== Exercise aim ==
State the number of lines in these records holding "name". Say nothing more.

══ Recorded data

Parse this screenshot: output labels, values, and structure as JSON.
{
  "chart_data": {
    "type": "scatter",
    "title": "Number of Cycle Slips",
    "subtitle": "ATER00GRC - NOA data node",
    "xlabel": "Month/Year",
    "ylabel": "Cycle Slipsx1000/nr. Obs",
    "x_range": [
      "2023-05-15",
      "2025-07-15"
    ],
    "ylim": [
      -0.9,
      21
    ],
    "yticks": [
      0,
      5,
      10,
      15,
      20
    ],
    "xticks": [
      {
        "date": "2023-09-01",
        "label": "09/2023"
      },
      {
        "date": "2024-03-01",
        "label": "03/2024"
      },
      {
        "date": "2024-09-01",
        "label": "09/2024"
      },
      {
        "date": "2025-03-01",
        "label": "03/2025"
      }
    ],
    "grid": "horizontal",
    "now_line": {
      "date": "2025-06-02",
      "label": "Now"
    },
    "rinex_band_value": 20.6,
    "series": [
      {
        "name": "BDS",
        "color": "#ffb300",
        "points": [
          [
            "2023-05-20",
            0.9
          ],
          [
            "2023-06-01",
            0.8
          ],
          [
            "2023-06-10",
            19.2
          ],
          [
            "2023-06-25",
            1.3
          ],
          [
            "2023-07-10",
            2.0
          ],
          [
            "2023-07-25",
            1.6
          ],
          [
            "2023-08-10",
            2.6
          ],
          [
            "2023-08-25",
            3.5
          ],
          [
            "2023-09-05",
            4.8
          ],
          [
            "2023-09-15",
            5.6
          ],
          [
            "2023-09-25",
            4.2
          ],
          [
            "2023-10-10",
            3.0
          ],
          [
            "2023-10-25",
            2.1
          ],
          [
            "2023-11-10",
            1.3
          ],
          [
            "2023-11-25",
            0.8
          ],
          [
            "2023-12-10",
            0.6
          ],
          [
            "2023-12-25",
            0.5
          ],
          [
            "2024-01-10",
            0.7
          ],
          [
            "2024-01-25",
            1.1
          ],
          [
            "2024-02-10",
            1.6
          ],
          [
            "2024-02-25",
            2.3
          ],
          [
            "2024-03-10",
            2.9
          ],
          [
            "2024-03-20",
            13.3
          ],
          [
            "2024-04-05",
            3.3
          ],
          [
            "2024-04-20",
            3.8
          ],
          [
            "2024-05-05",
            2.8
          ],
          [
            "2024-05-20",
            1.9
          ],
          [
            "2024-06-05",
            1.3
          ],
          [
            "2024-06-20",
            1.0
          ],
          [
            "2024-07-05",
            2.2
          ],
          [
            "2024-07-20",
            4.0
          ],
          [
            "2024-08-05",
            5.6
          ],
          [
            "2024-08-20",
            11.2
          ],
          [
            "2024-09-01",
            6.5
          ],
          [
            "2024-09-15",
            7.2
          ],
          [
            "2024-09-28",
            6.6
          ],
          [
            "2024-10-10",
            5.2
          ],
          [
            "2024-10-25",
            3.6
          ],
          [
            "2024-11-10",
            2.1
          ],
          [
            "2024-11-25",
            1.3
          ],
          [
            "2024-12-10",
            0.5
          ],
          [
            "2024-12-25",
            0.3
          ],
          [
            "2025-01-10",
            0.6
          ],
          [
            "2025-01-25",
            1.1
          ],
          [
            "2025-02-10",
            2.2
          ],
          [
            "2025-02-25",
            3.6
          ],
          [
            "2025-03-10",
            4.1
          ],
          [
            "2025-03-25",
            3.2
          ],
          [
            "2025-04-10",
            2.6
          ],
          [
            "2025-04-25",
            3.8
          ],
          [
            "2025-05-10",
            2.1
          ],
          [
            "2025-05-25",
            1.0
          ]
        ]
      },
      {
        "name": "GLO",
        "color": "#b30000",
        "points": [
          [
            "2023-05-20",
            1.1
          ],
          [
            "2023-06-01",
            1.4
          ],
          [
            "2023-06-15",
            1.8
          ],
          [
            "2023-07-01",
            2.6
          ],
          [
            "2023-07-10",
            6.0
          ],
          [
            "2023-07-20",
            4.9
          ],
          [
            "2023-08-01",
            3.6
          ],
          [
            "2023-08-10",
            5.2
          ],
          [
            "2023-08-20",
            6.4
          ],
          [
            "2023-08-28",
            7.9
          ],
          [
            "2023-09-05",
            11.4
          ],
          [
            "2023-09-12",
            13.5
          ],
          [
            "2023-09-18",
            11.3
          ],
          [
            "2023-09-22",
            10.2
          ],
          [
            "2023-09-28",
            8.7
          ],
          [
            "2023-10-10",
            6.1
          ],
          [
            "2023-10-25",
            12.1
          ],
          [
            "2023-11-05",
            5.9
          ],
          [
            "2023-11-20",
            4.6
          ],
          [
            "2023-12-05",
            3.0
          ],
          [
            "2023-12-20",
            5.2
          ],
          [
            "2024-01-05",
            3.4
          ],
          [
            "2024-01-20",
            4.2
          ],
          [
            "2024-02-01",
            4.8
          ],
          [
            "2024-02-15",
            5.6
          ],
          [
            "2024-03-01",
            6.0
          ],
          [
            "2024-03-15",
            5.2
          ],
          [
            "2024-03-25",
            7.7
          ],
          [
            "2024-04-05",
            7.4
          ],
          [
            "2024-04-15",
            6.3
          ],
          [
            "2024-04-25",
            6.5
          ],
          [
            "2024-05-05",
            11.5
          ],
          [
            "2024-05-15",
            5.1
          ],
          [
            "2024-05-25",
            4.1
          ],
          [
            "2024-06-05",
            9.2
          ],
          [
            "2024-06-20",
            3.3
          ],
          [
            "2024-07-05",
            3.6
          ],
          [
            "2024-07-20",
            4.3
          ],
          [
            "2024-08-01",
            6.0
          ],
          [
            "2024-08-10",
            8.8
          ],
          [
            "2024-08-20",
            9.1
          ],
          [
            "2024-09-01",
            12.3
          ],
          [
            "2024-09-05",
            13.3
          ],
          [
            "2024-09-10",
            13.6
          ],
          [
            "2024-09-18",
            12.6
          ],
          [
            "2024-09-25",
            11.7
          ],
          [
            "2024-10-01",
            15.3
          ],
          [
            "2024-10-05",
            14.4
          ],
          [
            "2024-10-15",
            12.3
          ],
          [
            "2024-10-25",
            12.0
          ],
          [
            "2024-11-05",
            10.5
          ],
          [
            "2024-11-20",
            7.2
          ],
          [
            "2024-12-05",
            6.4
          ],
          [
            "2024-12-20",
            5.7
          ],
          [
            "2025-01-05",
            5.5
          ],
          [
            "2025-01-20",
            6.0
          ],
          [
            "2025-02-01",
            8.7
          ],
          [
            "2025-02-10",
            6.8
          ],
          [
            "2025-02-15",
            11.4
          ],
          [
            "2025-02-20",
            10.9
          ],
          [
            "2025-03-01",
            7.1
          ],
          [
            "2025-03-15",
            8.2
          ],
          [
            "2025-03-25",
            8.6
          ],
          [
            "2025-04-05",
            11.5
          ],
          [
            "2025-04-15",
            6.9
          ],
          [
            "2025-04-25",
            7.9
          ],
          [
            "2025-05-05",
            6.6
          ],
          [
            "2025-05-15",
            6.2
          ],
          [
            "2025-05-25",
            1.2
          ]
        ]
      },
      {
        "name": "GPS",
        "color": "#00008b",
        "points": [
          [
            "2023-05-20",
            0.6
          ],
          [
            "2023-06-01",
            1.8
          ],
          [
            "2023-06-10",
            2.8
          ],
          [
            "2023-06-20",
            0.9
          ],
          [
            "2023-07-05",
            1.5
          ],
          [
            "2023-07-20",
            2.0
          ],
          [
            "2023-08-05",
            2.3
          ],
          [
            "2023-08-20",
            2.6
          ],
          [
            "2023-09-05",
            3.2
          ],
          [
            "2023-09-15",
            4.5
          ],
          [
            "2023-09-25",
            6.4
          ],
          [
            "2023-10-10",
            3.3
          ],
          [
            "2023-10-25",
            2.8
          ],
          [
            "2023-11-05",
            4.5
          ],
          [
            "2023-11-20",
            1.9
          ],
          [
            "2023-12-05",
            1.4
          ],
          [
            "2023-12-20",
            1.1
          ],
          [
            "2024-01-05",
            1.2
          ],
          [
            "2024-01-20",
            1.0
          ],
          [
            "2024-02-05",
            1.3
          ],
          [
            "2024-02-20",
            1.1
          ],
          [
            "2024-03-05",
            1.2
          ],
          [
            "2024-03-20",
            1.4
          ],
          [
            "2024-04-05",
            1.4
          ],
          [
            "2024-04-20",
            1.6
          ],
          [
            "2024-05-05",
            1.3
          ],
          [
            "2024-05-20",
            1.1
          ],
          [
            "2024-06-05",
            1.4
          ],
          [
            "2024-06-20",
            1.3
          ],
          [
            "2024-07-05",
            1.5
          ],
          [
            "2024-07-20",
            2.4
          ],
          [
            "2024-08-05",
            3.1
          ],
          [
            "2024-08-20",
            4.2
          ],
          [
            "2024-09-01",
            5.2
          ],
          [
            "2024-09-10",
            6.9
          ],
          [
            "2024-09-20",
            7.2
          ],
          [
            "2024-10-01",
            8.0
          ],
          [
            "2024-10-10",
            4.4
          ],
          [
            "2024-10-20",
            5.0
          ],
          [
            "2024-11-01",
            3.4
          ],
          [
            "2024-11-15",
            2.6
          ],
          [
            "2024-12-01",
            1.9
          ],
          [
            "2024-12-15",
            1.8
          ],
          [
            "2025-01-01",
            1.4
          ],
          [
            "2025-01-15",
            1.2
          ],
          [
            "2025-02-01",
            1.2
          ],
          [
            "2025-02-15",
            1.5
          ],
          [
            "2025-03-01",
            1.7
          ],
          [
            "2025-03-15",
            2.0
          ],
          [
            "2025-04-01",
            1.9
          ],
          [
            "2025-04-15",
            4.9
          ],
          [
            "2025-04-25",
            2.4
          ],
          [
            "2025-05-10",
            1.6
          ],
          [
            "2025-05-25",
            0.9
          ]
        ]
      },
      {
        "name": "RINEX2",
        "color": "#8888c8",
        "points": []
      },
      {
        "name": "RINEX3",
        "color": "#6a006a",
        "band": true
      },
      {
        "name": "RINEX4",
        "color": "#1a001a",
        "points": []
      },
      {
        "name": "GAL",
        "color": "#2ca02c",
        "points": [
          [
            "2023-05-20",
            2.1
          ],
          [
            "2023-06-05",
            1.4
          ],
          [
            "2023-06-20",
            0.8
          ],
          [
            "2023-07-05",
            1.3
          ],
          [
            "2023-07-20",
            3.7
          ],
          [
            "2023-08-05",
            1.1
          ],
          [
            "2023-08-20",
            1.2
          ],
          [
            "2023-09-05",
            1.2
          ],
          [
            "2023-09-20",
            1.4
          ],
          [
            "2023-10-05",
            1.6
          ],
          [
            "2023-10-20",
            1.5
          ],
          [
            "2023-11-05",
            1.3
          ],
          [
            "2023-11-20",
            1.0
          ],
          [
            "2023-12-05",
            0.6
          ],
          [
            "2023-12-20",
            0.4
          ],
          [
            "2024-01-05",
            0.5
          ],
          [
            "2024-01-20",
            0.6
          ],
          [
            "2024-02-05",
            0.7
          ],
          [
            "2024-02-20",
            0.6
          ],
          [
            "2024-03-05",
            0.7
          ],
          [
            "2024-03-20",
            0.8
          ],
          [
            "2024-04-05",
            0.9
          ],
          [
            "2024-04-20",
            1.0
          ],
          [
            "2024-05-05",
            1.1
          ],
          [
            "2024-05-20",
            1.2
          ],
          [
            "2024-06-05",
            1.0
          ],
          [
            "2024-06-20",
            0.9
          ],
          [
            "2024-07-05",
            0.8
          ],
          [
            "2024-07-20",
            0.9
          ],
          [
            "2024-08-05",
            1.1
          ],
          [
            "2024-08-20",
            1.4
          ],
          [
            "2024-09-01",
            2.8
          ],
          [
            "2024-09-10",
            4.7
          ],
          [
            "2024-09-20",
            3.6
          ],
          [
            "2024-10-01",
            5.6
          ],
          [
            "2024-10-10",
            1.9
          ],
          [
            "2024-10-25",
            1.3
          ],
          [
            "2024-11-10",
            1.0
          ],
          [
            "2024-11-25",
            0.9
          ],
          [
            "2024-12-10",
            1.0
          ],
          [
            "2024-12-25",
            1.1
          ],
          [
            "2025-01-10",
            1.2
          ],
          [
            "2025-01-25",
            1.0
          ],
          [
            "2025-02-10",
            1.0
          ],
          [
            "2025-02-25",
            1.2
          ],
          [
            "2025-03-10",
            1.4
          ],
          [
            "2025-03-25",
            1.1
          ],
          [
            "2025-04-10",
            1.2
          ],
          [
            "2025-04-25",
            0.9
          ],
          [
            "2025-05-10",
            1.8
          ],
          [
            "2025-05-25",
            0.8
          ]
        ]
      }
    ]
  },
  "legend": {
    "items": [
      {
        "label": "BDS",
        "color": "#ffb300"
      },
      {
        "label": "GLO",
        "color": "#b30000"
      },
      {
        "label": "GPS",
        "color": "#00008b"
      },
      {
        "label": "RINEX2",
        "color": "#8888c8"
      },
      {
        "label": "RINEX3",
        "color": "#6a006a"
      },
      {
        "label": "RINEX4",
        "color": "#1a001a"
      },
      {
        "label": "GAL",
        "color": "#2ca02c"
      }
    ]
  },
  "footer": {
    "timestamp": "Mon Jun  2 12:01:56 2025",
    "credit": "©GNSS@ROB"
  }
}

════

== Exercise answer ==
7